> **Instruction**: From the entries below, count every line that contains the word "Prosecutions". Please give the number and nothing else.

□ □ □ □

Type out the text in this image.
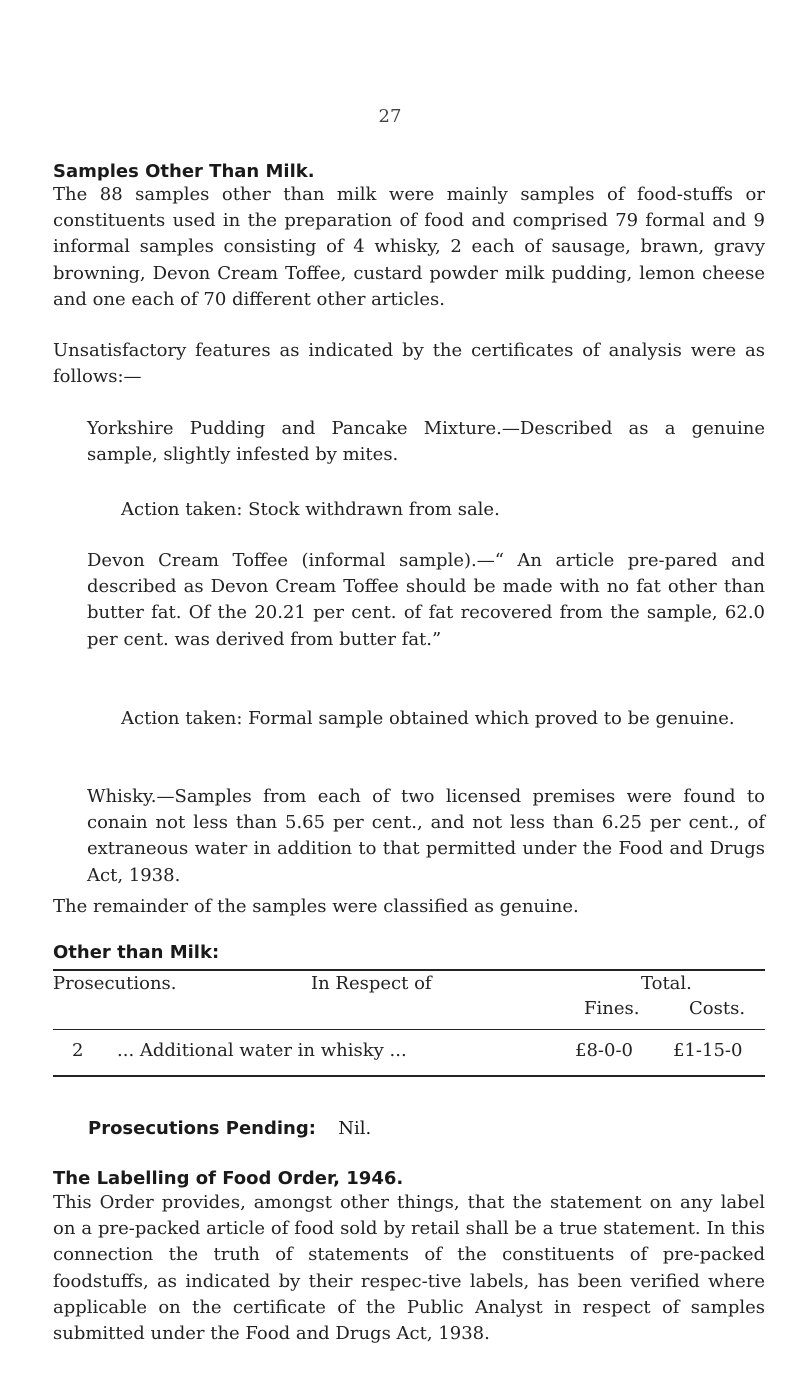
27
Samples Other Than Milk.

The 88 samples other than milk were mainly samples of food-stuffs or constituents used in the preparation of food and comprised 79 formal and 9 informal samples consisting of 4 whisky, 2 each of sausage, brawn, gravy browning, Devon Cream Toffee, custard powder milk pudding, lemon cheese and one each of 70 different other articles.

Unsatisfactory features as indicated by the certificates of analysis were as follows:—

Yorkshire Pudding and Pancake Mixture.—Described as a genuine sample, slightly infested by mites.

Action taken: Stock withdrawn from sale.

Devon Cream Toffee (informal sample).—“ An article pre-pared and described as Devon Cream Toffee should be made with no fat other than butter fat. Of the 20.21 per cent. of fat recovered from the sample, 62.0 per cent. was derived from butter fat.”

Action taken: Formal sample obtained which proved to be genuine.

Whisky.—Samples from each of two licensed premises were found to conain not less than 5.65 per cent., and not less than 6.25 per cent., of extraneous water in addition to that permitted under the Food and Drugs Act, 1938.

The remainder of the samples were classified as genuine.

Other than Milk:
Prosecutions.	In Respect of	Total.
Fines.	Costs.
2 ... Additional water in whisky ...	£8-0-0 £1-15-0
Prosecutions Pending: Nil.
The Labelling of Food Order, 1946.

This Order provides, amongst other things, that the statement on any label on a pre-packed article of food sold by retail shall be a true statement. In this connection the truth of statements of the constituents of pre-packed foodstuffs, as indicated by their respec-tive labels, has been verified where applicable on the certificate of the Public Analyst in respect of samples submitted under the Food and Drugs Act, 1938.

□ □ □ □

> **Response to this task**: 2